[Set tasks]:
a – Could you copy out the stretch of the GitHub blog post from "The Turning Point: The" through "teammates to review.", word for word?
b – What comes next in the GitHub blog post? Write its next part, starting right after the last sentence shown.

-- begin Source extract --

I Took GitHub's AI Challenge: 5 Unbelievable 2025 Tools
Tired of just using git push? I went on a journey to truly master GitHub, from Actions to interactive rebase. Here's how I did it and how you can too.
Alexei Petrov
Senior Software Engineer passionate about clean code, efficient workflows, and developer tooling.
The title is a bit dramatic, I know. I didn't stage a corporate coup or hack into their servers. But in a way, I did take GitHub. I took it from being a mysterious, intimidating cloud service where my code just 'went' to being the single most powerful tool in my development arsenal. I took ownership of it.
For years, I was like most developers. My relationship with version control was a nervous, one-way street. It consisted of a few sacred incantations:
git add .
git commit -m "some vague changes"
git push
If a merge conflict appeared, I’d break into a cold sweat. Pull Requests? A necessary evil with a title and a link to a Jira ticket. GitHub Actions? That was magic for the DevOps folks. I was living on a tiny island of knowledge in a vast ocean of features, and frankly, I was afraid to go for a swim.
This post is the story of how I went from being a passive code-pusher to an active workflow architect. It's how I stopped being afraid of Git and started making GitHub work for me. And it's a map so you can do it too.
The Turning Point: The Merge From Hell
Every journey has a catalyst. Mine was a feature branch I’d been working on for three weeks. It had everything: dozens of commits with messages like "fix," "wip," and "final final changes." When it came time to merge into `main`, it was a disaster. A series of conflicts, a confusing history, and a PR that was impossible for my teammates to review.
A senior engineer sat with me, and instead of just fixing it, he showed me his secret weapon: interactive rebase. In fifteen minutes, he wrangled my 30+ messy commits into three, clean, logical ones. He squashed, reworded, and reordered my chaotic history into a clear story. It was like watching a magician. That's when I realized I wasn't using a tool; I was just following a recipe. I decided right then to actually learn how to cook.

-- end Source extract --
-- begin Dataset extract --

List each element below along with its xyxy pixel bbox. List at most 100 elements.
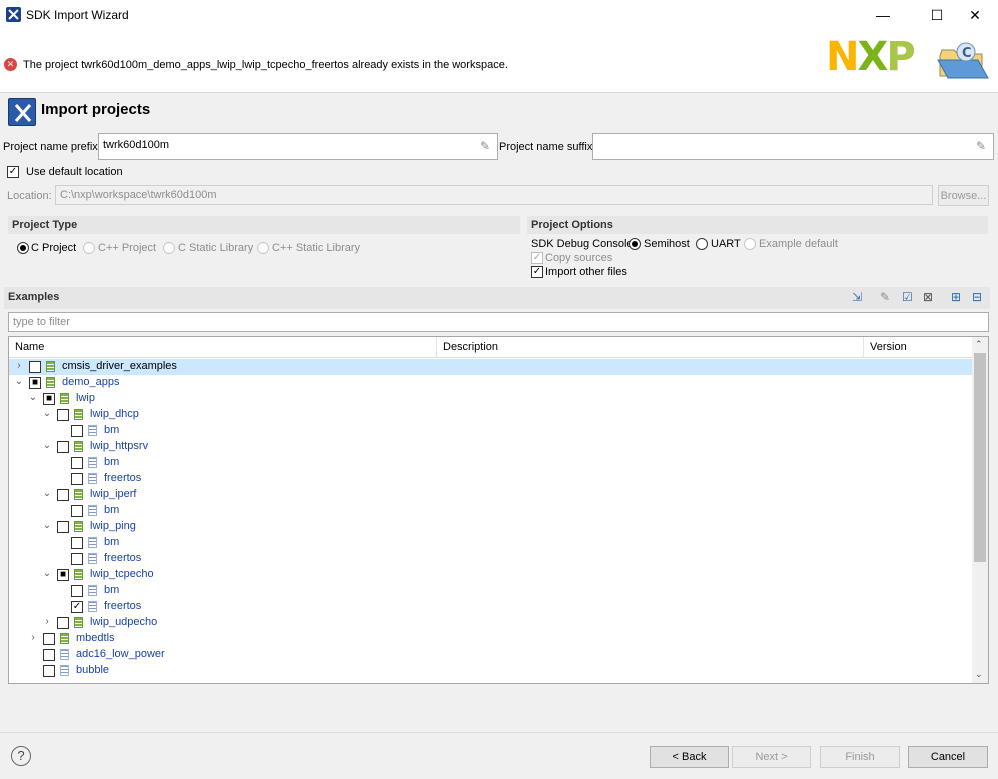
expander-icon[interactable]: ⌄: [42, 520, 52, 532]
close-button[interactable]: ✕: [952, 0, 998, 30]
select-all-icon[interactable]: ☑: [902, 290, 916, 304]
tree-row[interactable]: ⌄ ■ lwip: [9, 391, 972, 407]
row-checkbox[interactable]: [57, 489, 69, 501]
tree-row[interactable]: bm: [9, 583, 972, 599]
radio-example-default[interactable]: [744, 238, 756, 250]
radio-c-project[interactable]: [17, 242, 29, 254]
tree-row[interactable]: freertos: [9, 551, 972, 567]
expander-icon[interactable]: ›: [28, 632, 38, 644]
prefix-input[interactable]: twrk60d100m ✎: [98, 133, 498, 160]
filter-input[interactable]: type to filter: [8, 312, 989, 332]
import-other-files-checkbox[interactable]: ✓: [531, 266, 543, 278]
expander-icon[interactable]: ⌄: [28, 392, 38, 404]
expander-icon[interactable]: [56, 600, 66, 612]
next-button[interactable]: Next >: [732, 746, 811, 768]
row-checkbox[interactable]: ■: [43, 393, 55, 405]
expander-icon[interactable]: ›: [14, 360, 24, 372]
radio-uart[interactable]: [696, 238, 708, 250]
expander-icon[interactable]: [28, 648, 38, 660]
expander-icon[interactable]: [56, 504, 66, 516]
copy-sources-checkbox[interactable]: ✓: [531, 252, 543, 264]
expander-icon[interactable]: ⌄: [42, 568, 52, 580]
row-checkbox[interactable]: [57, 409, 69, 421]
expander-icon[interactable]: ⌄: [42, 488, 52, 500]
row-checkbox[interactable]: [43, 665, 55, 677]
expander-icon[interactable]: [56, 584, 66, 596]
finish-button[interactable]: Finish: [820, 746, 900, 768]
row-checkbox[interactable]: [29, 361, 41, 373]
column-description[interactable]: Description: [437, 337, 864, 358]
examples-tree[interactable]: Name Description Version › cmsis_driver_e…: [8, 336, 989, 684]
row-label: demo_apps: [62, 376, 120, 388]
location-input[interactable]: C:\nxp\workspace\twrk60d100m: [55, 185, 933, 205]
expander-icon[interactable]: [56, 536, 66, 548]
expander-icon[interactable]: [56, 456, 66, 468]
row-checkbox[interactable]: [71, 425, 83, 437]
radio-cpp-project[interactable]: [83, 242, 95, 254]
deselect-all-icon[interactable]: ⊠: [923, 290, 939, 304]
tree-row[interactable]: ⌄ ■ demo_apps: [9, 375, 972, 391]
tree-row[interactable]: freertos: [9, 471, 972, 487]
project-icon: [60, 665, 69, 676]
suffix-input[interactable]: ✎: [592, 133, 994, 160]
row-checkbox[interactable]: ■: [29, 377, 41, 389]
row-checkbox[interactable]: [71, 473, 83, 485]
row-checkbox[interactable]: [43, 633, 55, 645]
minimize-button[interactable]: —: [860, 0, 906, 30]
tree-row[interactable]: ✓ freertos: [9, 599, 972, 615]
expander-icon[interactable]: ⌄: [14, 376, 24, 388]
tree-row[interactable]: ⌄ ■ lwip_tcpecho: [9, 567, 972, 583]
scroll-thumb[interactable]: [974, 353, 986, 562]
back-button[interactable]: < Back: [650, 746, 729, 768]
clear-prefix-icon[interactable]: ✎: [477, 139, 493, 155]
tree-row[interactable]: › mbedtls: [9, 631, 972, 647]
expander-icon[interactable]: ⌄: [42, 408, 52, 420]
row-checkbox[interactable]: [57, 441, 69, 453]
tree-row[interactable]: ⌄ lwip_iperf: [9, 487, 972, 503]
row-checkbox[interactable]: [71, 553, 83, 565]
expander-icon[interactable]: [56, 552, 66, 564]
collapse-all-icon[interactable]: ⊟: [972, 290, 986, 304]
scroll-up-icon[interactable]: ⌃: [975, 339, 983, 350]
radio-semihost[interactable]: [629, 238, 641, 250]
clear-suffix-icon[interactable]: ✎: [973, 139, 989, 155]
radio-c-static-library[interactable]: [163, 242, 175, 254]
expander-icon[interactable]: ›: [42, 616, 52, 628]
tree-row[interactable]: bubble: [9, 663, 972, 679]
cancel-button[interactable]: Cancel: [908, 746, 988, 768]
expander-icon[interactable]: ⌄: [42, 440, 52, 452]
row-checkbox[interactable]: [71, 585, 83, 597]
tree-scrollbar[interactable]: ⌃ ⌄: [972, 337, 988, 683]
expander-icon[interactable]: [56, 472, 66, 484]
tree-row[interactable]: › lwip_udpecho: [9, 615, 972, 631]
tree-row[interactable]: bm: [9, 423, 972, 439]
row-checkbox[interactable]: [71, 537, 83, 549]
help-icon[interactable]: ?: [11, 746, 31, 766]
row-checkbox[interactable]: [71, 457, 83, 469]
row-checkbox[interactable]: [71, 505, 83, 517]
tree-row[interactable]: ⌄ lwip_ping: [9, 519, 972, 535]
radio-cpp-static-library[interactable]: [257, 242, 269, 254]
column-name[interactable]: Name: [9, 337, 437, 358]
tree-row[interactable]: adc16_low_power: [9, 647, 972, 663]
row-checkbox[interactable]: [43, 649, 55, 661]
tree-row[interactable]: bm: [9, 535, 972, 551]
tree-row[interactable]: bm: [9, 455, 972, 471]
row-checkbox[interactable]: [57, 521, 69, 533]
scroll-down-icon[interactable]: ⌄: [975, 669, 983, 680]
row-checkbox[interactable]: [57, 617, 69, 629]
row-checkbox[interactable]: ✓: [71, 601, 83, 613]
tree-row[interactable]: ⌄ lwip_dhcp: [9, 407, 972, 423]
expander-icon[interactable]: [56, 424, 66, 436]
tree-row[interactable]: bm: [9, 503, 972, 519]
browse-button[interactable]: Browse...: [938, 185, 989, 206]
clear-filter-icon[interactable]: ✎: [880, 290, 894, 304]
column-version[interactable]: Version: [864, 337, 972, 358]
use-default-location-checkbox[interactable]: ✓: [7, 166, 19, 178]
tree-row[interactable]: ⌄ lwip_httpsrv: [9, 439, 972, 455]
expander-icon[interactable]: [28, 664, 38, 676]
tree-row[interactable]: › cmsis_driver_examples: [9, 359, 972, 375]
import-examples-icon[interactable]: ⇲: [852, 290, 868, 304]
expand-all-icon[interactable]: ⊞: [951, 290, 965, 304]
row-checkbox[interactable]: ■: [57, 569, 69, 581]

-- end Dataset extract --

[Outputs by task]:
a –
The Turning Point: The Merge From Hell
Every journey has a catalyst. Mine was a feature branch I’d been working on for three weeks. It had everything: dozens of commits with messages like "fix," "wip," and "final final changes." When it came time to merge into `main`, it was a disaster. A series of conflicts, a confusing history, and a PR that was impossible for my teammates to review.

b –
My GitHub Takeover Toolkit
I didn't try to learn everything at once. I focused on a few high-impact areas that transformed my daily workflow. These are the concepts that offer the biggest bang for your buck.
Superpower #1: Interactive Rebase for a Clean Story
This was my entry point and it's non-negotiable for becoming a pro. A messy commit history makes debugging, reviewing, and understanding a project's evolution incredibly difficult. Interactive rebase lets you clean it up before you merge.
Imagine you have a series of commits on your feature branch. Before you open that PR, run:
git rebase -i main
This opens an editor showing your commits. You can then choose to:
- `reword`: Change the commit message to be more descriptive.
- `squash`: Combine a commit with the one before it, merging the changes and messages.
- `fixup`: Like squash, but you discard the commit's message entirely. Perfect for those "oops, forgot a file" commits.
- Reorder: Just change the order of the lines to change the order of the commits.
Mastering this turns your PR from a chaotic brain dump into a well-written, easy-to-follow story. Your reviewers will thank you.
Superpower #2: GitHub Actions for Automating Everything
I used to think of CI/CD as a complex, separate system. GitHub Actions brings it right into your repository. It’s automation on easy mode. What can you do with it? The better question is, what can't you do?
Start simple. Create a file at .github/workflows/linter.yml
and add a basic configuration to run your linter on every push. Suddenly, you never have to worry about pushing code with formatting errors again. That's a huge win!
My favorite starter workflow is one that runs tests on every Pull Request. It's a safety net that gives you and your team confidence that new changes don't break existing functionality. You don't need to be a DevOps expert to set this up; the GitHub Marketplace has thousands of pre-built actions you can drop right into your workflow.
Superpower #3: The PR as a Conversation
A Pull Request isn't just a request to merge code. It's the primary documentation for a change. I started treating it that way, and it changed the quality of our team's reviews.
A great PR description includes:
- The Why: What problem is this solving? Link to the issue or ticket.
- The What: A high-level summary of the changes made. How does it solve the problem?
- The How: Are there any tricky parts? Anything a reviewer should pay special attention to?
- Screenshots/GIFs: If there are UI changes, show them. A picture is worth a thousand lines of code.
Furthermore, learn to use the review tools effectively. Instead of just commenting "change this," use the "Suggest change" feature to propose a fix directly. It speeds up the review cycle immensely.
Superpower #4: GitHub Projects for Taming the Chaos
Code doesn't exist in a vacuum. It's tied to tasks, bugs, and features. For years, I tracked this in a separate tool, creating a disconnect between the work and the code.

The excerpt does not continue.